Layout coordinate data

— BEGIN —

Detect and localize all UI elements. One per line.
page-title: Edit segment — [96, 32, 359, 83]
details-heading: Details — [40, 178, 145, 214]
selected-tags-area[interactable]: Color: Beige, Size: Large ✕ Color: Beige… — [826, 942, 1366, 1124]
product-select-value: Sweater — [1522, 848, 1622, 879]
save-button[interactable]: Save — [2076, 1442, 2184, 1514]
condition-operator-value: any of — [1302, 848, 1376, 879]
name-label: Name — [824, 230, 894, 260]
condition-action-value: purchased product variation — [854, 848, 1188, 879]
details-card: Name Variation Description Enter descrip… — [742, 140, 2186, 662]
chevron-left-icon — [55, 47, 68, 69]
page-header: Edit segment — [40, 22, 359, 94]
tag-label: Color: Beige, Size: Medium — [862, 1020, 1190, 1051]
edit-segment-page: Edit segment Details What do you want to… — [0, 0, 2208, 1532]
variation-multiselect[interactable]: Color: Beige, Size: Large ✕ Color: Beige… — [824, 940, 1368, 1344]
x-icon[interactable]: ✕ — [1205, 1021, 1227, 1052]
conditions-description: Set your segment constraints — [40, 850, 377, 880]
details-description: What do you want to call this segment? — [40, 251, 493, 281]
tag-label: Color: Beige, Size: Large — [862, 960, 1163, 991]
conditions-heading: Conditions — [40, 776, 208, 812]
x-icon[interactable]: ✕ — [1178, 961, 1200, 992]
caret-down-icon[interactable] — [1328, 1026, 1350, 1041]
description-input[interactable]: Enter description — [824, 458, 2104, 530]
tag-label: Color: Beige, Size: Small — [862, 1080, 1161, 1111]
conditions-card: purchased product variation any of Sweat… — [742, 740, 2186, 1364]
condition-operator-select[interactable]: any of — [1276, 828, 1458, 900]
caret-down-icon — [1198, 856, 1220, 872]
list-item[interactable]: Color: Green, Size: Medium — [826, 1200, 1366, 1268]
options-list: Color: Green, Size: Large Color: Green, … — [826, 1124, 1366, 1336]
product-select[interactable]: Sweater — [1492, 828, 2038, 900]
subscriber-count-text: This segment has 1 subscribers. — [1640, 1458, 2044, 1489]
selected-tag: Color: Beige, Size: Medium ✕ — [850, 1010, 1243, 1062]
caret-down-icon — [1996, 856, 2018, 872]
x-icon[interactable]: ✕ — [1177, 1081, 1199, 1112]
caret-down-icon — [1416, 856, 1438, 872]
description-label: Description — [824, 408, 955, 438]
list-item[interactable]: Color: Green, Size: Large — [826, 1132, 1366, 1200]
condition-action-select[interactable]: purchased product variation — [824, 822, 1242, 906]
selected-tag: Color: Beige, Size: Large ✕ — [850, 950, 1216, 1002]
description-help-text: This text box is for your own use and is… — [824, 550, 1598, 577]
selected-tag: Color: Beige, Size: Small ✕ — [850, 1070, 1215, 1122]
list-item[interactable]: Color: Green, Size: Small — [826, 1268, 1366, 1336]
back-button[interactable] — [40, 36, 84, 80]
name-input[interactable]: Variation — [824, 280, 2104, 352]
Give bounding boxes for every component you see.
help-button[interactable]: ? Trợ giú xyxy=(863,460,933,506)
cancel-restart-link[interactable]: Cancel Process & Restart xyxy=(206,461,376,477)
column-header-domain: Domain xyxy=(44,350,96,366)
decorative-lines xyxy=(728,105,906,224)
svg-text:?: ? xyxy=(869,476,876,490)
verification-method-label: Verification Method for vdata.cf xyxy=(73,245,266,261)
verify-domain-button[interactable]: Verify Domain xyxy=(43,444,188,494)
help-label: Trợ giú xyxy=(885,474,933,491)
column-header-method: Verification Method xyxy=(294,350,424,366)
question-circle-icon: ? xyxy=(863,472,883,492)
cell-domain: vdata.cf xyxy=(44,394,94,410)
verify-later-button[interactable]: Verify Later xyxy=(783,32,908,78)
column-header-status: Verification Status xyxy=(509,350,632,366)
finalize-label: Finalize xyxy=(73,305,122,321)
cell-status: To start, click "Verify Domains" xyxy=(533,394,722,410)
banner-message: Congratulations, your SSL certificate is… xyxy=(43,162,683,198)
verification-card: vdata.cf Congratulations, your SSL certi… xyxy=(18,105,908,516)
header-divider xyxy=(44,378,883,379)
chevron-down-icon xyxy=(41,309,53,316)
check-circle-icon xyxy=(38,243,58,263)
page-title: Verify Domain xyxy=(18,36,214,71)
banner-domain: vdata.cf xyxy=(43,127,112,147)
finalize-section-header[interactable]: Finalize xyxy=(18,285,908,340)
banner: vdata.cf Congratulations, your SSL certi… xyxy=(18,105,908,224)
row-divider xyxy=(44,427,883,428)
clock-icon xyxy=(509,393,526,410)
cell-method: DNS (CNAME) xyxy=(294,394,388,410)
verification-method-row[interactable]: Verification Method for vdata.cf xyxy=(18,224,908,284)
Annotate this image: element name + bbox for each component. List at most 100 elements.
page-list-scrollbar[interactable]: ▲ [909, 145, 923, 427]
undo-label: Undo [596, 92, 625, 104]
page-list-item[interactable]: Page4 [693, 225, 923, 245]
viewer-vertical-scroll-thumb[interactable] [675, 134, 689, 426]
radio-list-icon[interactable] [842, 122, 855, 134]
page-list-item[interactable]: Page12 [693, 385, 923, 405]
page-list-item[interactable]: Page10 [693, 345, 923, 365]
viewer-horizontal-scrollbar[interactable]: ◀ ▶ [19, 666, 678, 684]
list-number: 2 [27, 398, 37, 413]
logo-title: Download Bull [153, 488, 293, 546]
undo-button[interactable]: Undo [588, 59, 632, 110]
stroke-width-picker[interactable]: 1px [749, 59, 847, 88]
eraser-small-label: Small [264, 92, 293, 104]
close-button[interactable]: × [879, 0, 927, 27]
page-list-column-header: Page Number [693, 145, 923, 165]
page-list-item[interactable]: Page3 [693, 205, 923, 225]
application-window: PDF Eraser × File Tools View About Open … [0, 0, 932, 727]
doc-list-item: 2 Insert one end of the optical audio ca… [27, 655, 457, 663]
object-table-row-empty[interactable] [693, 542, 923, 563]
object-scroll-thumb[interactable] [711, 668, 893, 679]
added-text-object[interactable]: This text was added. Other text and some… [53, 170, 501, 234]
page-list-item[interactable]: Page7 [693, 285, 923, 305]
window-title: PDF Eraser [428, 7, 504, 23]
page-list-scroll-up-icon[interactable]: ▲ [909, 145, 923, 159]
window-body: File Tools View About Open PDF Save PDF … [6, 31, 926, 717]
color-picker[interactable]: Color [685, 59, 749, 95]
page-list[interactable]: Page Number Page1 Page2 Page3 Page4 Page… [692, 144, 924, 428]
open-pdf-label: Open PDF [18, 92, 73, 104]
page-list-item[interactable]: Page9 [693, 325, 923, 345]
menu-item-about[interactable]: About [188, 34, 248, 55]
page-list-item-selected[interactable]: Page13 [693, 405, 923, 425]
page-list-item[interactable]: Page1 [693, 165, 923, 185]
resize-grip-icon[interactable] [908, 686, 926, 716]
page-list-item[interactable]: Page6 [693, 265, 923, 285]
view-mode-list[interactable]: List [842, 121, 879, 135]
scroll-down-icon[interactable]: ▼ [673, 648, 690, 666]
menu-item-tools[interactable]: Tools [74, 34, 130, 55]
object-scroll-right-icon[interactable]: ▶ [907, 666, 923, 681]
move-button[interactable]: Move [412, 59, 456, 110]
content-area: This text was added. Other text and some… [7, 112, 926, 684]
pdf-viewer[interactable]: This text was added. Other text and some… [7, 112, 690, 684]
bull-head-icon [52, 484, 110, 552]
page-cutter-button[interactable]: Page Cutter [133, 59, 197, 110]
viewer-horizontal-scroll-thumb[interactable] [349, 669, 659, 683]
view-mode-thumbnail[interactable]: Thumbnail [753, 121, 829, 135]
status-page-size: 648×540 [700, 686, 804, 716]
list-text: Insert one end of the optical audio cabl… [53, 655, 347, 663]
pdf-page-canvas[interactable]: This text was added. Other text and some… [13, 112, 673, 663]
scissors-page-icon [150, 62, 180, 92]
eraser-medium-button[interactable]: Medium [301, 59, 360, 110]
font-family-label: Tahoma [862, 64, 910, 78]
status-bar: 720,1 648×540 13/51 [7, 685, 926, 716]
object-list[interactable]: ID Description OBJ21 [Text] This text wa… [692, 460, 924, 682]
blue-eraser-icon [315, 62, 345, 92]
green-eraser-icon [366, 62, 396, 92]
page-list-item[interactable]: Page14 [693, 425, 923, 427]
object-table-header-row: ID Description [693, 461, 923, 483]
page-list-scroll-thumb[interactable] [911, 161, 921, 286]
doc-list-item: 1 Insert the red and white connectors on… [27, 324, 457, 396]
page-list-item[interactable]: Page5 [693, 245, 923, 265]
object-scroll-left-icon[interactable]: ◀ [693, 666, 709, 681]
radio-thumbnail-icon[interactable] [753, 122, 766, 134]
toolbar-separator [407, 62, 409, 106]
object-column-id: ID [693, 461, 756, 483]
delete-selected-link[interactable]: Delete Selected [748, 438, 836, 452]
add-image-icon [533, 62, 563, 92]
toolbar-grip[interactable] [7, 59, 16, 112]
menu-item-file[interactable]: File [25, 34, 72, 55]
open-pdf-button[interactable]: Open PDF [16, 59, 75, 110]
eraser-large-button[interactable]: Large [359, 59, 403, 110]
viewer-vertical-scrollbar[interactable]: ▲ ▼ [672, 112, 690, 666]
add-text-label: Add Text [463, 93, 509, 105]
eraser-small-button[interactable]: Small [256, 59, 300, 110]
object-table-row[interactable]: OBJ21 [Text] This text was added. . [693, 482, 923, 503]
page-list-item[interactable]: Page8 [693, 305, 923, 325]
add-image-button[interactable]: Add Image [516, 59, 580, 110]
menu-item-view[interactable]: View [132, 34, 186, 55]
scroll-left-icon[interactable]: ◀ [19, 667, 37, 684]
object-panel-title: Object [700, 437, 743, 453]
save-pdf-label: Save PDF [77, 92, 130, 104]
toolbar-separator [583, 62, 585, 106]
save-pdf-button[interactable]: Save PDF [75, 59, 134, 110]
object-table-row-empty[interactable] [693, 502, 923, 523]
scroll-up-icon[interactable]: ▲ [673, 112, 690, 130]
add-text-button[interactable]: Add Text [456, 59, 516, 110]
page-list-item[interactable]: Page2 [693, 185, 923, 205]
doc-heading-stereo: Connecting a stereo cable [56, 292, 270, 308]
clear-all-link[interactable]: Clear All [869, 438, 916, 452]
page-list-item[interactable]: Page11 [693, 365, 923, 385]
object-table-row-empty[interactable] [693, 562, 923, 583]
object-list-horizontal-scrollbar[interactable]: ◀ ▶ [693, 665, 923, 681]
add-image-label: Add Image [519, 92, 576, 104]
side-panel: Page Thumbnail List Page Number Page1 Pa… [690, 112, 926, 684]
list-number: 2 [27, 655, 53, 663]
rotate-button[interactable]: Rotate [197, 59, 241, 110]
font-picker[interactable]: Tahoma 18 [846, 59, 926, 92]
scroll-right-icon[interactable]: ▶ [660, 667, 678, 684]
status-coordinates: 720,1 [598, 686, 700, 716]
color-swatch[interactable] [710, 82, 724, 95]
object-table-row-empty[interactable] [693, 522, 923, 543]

— END —

WORK INSTRUCTIONS: Reproduce the records above word for word, starting at their first line and stopping after the line that contains "condition-operator-select[interactable]: any of".

SOLUTION BELOW:
Detect and localize all UI elements. One per line.
page-title: Edit segment — [96, 32, 359, 83]
details-heading: Details — [40, 178, 145, 214]
selected-tags-area[interactable]: Color: Beige, Size: Large ✕ Color: Beige… — [826, 942, 1366, 1124]
product-select-value: Sweater — [1522, 848, 1622, 879]
save-button[interactable]: Save — [2076, 1442, 2184, 1514]
condition-operator-value: any of — [1302, 848, 1376, 879]
name-label: Name — [824, 230, 894, 260]
condition-action-value: purchased product variation — [854, 848, 1188, 879]
details-card: Name Variation Description Enter descrip… — [742, 140, 2186, 662]
chevron-left-icon — [55, 47, 68, 69]
page-header: Edit segment — [40, 22, 359, 94]
tag-label: Color: Beige, Size: Medium — [862, 1020, 1190, 1051]
edit-segment-page: Edit segment Details What do you want to… — [0, 0, 2208, 1532]
variation-multiselect[interactable]: Color: Beige, Size: Large ✕ Color: Beige… — [824, 940, 1368, 1344]
x-icon[interactable]: ✕ — [1205, 1021, 1227, 1052]
conditions-description: Set your segment constraints — [40, 850, 377, 880]
details-description: What do you want to call this segment? — [40, 251, 493, 281]
tag-label: Color: Beige, Size: Large — [862, 960, 1163, 991]
conditions-heading: Conditions — [40, 776, 208, 812]
x-icon[interactable]: ✕ — [1178, 961, 1200, 992]
caret-down-icon[interactable] — [1328, 1026, 1350, 1041]
description-input[interactable]: Enter description — [824, 458, 2104, 530]
tag-label: Color: Beige, Size: Small — [862, 1080, 1161, 1111]
conditions-card: purchased product variation any of Sweat… — [742, 740, 2186, 1364]
condition-operator-select[interactable]: any of — [1276, 828, 1458, 900]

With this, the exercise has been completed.